──────── Raw records

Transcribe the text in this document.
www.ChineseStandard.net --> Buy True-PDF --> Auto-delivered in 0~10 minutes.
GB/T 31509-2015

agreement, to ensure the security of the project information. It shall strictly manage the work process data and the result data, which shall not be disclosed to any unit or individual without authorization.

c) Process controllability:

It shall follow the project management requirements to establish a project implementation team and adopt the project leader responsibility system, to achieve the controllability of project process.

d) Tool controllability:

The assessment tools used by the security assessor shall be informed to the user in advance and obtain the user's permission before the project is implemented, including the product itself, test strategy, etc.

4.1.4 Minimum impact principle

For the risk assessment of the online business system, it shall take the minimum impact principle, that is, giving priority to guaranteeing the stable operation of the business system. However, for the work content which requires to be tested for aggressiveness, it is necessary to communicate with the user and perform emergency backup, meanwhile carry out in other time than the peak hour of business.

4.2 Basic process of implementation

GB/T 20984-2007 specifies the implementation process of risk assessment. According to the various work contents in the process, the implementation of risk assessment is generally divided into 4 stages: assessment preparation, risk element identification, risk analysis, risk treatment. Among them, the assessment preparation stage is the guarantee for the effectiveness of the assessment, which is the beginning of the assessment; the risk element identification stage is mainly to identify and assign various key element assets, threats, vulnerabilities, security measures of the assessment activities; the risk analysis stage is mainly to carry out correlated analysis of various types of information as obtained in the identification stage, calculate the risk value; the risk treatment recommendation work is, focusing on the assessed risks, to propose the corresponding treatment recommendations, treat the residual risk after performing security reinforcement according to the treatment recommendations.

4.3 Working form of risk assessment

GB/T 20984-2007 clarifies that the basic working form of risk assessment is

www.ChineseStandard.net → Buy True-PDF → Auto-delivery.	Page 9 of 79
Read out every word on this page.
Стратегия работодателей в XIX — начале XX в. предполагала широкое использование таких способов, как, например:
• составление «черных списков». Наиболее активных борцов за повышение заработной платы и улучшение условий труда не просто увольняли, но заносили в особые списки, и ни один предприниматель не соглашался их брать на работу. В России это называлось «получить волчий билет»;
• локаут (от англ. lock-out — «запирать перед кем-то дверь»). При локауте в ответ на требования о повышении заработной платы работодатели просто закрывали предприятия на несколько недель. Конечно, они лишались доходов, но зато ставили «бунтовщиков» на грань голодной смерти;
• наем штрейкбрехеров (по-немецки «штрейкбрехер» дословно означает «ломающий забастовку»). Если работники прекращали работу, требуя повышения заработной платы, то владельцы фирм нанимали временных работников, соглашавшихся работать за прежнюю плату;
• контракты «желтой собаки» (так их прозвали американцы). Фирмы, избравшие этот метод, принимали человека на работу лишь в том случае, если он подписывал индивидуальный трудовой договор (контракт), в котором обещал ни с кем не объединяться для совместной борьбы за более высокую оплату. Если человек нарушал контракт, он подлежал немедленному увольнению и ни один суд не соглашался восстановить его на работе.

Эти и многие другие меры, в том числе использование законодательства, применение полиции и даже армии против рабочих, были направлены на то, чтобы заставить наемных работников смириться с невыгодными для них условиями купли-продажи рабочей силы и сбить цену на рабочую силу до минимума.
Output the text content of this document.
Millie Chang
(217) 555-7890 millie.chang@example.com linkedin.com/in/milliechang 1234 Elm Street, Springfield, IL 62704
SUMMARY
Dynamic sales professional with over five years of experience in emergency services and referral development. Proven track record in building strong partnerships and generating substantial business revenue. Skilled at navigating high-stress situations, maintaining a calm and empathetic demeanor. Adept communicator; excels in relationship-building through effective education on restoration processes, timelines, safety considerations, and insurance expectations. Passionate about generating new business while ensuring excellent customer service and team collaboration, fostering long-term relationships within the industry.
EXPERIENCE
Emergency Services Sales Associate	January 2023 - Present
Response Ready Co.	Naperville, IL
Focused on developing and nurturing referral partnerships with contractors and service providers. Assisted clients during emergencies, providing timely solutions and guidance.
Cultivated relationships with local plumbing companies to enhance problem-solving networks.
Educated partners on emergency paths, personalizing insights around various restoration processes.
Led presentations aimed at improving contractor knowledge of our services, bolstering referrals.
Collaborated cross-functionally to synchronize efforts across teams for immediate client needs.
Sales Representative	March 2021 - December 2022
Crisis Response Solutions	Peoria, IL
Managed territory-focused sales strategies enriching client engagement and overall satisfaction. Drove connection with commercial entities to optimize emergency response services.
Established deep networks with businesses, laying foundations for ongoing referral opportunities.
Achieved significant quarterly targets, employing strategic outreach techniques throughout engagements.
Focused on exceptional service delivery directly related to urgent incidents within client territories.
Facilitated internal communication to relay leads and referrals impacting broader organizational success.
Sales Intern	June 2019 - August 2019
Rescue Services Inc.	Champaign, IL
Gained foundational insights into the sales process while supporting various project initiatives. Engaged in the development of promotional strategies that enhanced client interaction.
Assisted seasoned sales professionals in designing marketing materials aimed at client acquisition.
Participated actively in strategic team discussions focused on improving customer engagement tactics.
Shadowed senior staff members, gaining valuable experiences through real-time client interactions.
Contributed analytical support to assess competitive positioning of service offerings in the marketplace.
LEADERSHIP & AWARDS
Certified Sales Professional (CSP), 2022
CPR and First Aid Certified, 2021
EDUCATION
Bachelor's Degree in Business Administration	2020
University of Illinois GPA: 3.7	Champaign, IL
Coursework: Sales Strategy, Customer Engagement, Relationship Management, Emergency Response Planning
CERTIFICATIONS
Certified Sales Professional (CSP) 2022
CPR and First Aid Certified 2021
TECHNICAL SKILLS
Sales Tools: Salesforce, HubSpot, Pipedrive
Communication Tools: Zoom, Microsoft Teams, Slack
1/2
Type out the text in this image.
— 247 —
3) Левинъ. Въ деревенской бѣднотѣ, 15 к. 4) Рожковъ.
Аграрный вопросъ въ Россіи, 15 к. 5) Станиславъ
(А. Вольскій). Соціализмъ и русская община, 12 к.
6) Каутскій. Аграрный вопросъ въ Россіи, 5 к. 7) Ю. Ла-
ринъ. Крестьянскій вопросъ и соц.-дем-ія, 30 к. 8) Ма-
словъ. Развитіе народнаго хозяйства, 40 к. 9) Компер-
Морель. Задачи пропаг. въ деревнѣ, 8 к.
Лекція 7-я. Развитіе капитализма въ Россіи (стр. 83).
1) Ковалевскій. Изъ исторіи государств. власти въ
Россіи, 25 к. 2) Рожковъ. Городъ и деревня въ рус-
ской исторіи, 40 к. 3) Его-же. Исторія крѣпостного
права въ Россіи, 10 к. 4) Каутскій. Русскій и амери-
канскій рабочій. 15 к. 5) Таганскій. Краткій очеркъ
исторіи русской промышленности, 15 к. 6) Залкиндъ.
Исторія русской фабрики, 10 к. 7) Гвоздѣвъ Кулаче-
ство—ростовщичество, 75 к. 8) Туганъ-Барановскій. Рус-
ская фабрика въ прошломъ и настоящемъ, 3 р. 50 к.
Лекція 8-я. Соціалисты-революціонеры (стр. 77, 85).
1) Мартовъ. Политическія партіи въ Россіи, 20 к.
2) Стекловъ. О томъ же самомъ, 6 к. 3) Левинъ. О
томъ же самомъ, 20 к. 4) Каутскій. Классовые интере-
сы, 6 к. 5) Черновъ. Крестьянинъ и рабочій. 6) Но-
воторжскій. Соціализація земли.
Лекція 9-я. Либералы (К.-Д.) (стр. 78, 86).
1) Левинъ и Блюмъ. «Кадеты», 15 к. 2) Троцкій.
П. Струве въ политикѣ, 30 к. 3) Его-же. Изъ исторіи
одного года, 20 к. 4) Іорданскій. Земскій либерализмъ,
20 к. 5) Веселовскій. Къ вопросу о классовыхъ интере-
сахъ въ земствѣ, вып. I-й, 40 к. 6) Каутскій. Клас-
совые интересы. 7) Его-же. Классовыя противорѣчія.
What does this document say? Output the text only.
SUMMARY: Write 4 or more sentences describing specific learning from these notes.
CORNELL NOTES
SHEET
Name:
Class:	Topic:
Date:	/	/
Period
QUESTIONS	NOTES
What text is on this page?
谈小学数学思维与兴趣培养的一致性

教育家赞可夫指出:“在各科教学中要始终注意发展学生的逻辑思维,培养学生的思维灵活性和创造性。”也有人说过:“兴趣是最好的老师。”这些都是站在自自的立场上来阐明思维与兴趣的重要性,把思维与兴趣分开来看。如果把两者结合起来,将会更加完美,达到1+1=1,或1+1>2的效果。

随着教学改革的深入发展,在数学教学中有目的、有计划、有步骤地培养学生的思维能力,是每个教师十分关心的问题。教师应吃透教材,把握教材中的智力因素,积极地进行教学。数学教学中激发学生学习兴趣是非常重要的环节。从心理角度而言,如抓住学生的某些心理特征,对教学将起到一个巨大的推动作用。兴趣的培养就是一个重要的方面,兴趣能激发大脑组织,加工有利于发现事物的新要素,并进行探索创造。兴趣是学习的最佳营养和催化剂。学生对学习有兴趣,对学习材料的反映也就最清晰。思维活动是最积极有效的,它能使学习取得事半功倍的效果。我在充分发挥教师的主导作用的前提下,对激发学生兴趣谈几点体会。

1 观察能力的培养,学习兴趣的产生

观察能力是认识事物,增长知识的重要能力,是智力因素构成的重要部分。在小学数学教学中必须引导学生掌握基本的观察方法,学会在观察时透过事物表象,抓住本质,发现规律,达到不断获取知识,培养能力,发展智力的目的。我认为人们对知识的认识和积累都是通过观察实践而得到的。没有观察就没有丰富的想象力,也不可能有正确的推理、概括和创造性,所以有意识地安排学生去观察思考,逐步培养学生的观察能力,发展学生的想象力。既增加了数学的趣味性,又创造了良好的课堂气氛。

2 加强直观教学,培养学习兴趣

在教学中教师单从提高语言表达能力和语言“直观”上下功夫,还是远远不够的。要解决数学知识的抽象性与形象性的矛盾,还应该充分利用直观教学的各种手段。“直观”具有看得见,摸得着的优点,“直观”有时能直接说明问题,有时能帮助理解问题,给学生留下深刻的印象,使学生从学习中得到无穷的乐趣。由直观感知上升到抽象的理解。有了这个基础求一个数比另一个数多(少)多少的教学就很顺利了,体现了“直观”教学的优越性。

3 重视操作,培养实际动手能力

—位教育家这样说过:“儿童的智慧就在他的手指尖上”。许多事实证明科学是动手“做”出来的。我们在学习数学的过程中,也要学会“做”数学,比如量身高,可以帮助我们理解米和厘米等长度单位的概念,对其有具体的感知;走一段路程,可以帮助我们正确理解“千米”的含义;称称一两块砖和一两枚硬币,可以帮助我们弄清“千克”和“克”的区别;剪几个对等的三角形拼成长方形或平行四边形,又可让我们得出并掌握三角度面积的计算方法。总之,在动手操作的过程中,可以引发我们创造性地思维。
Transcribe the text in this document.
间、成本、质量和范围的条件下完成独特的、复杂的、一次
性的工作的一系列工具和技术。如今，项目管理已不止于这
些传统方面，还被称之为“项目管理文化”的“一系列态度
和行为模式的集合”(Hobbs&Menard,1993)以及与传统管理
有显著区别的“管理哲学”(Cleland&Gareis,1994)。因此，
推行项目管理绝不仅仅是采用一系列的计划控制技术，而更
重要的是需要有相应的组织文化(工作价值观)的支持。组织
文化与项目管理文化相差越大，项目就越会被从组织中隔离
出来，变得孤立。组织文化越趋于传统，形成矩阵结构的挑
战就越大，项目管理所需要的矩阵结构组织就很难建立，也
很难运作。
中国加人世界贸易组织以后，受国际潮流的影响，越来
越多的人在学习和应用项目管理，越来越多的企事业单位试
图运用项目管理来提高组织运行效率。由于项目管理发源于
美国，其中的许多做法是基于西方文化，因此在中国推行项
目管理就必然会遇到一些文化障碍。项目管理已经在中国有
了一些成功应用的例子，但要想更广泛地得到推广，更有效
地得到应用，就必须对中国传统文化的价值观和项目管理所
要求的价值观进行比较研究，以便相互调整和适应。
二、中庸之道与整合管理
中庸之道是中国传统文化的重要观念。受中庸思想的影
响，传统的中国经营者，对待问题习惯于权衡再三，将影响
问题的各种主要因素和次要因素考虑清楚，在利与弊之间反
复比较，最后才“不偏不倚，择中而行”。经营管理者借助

────────────────

**What is needed**
Give nothing but the number of lines containing the string "information".

**Exercise solution**
2